[start]

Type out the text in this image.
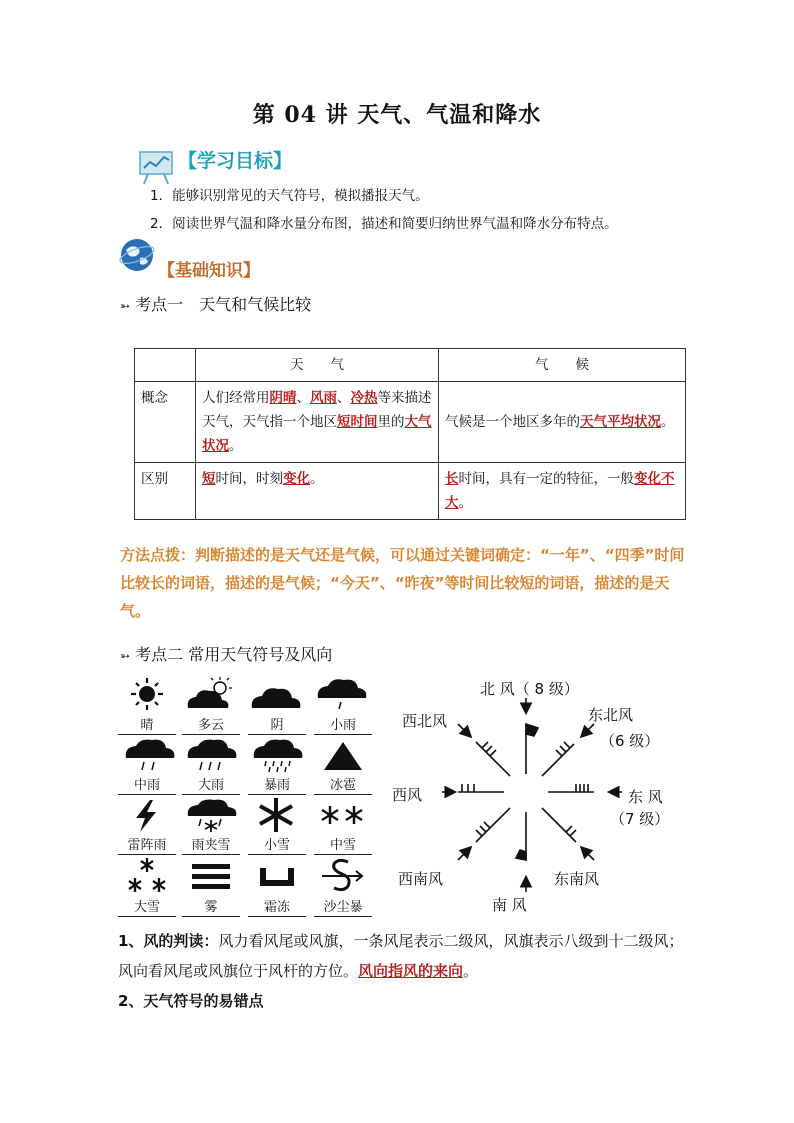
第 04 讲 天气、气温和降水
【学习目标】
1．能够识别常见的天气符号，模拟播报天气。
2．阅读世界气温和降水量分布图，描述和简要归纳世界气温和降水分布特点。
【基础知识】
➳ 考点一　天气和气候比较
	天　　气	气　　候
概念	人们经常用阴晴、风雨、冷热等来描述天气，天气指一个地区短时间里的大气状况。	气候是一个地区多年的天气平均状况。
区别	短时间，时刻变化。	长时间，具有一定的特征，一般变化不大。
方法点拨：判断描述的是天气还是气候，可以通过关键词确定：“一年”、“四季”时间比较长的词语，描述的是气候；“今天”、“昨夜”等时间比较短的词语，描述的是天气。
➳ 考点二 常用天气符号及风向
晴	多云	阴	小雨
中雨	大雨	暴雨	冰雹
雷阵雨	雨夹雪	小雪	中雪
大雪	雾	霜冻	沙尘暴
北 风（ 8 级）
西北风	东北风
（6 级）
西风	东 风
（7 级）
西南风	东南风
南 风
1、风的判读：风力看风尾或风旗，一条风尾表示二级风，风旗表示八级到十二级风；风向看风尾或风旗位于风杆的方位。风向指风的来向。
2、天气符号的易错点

[end]

INSTRUCTIONS TO FOLLOW: Set down every entry word for word, but omit the pictures.

FULL ANSWER:
Type out the text in this image.
第 04 讲 天气、气温和降水
【学习目标】
1．能够识别常见的天气符号，模拟播报天气。
2．阅读世界气温和降水量分布图，描述和简要归纳世界气温和降水分布特点。
【基础知识】
➳ 考点一　天气和气候比较
	天　　气	气　　候
概念	人们经常用阴晴、风雨、冷热等来描述天气，天气指一个地区短时间里的大气状况。	气候是一个地区多年的天气平均状况。
区别	短时间，时刻变化。	长时间，具有一定的特征，一般变化不大。
方法点拨：判断描述的是天气还是气候，可以通过关键词确定：“一年”、“四季”时间比较长的词语，描述的是气候；“今天”、“昨夜”等时间比较短的词语，描述的是天气。
➳ 考点二 常用天气符号及风向
晴	多云	阴	小雨
中雨	大雨	暴雨	冰雹
雷阵雨	雨夹雪	小雪	中雪
大雪	雾	霜冻	沙尘暴
北 风（ 8 级）
西北风	东北风
（6 级）
西风	东 风
（7 级）
西南风	东南风
南 风
1、风的判读：风力看风尾或风旗，一条风尾表示二级风，风旗表示八级到十二级风；风向看风尾或风旗位于风杆的方位。风向指风的来向。
2、天气符号的易错点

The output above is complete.